● **Task to carry out**:
Copy the full set of lines exactly as given.

---------- Input material ----------

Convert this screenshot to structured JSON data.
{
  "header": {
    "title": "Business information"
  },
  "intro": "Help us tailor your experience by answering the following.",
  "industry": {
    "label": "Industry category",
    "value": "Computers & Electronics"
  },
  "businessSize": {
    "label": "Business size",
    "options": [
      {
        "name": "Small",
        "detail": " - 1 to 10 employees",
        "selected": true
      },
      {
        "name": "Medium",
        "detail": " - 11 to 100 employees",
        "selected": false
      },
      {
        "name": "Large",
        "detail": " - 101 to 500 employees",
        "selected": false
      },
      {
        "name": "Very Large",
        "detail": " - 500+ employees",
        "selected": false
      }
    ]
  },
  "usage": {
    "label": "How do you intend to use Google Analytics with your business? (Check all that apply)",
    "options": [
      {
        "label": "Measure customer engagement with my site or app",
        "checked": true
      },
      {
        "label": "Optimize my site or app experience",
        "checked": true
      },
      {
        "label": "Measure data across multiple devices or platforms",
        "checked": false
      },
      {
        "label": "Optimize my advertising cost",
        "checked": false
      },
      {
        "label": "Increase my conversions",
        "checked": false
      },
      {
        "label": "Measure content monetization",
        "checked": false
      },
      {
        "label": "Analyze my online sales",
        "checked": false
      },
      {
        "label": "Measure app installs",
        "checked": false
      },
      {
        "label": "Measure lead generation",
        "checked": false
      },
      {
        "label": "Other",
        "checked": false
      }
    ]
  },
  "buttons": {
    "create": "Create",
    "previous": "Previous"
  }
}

----------

● **Correct output**:
Convert this screenshot to structured JSON data.
{
  "header": {
    "title": "Business information"
  },
  "intro": "Help us tailor your experience by answering the following.",
  "industry": {
    "label": "Industry category",
    "value": "Computers & Electronics"
  },
  "businessSize": {
    "label": "Business size",
    "options": [
      {
        "name": "Small",
        "detail": " - 1 to 10 employees",
        "selected": true
      },
      {
        "name": "Medium",
        "detail": " - 11 to 100 employees",
        "selected": false
      },
      {
        "name": "Large",
        "detail": " - 101 to 500 employees",
        "selected": false
      },
      {
        "name": "Very Large",
        "detail": " - 500+ employees",
        "selected": false
      }
    ]
  },
  "usage": {
    "label": "How do you intend to use Google Analytics with your business? (Check all that apply)",
    "options": [
      {
        "label": "Measure customer engagement with my site or app",
        "checked": true
      },
      {
        "label": "Optimize my site or app experience",
        "checked": true
      },
      {
        "label": "Measure data across multiple devices or platforms",
        "checked": false
      },
      {
        "label": "Optimize my advertising cost",
        "checked": false
      },
      {
        "label": "Increase my conversions",
        "checked": false
      },
      {
        "label": "Measure content monetization",
        "checked": false
      },
      {
        "label": "Analyze my online sales",
        "checked": false
      },
      {
        "label": "Measure app installs",
        "checked": false
      },
      {
        "label": "Measure lead generation",
        "checked": false
      },
      {
        "label": "Other",
        "checked": false
      }
    ]
  },
  "buttons": {
    "create": "Create",
    "previous": "Previous"
  }
}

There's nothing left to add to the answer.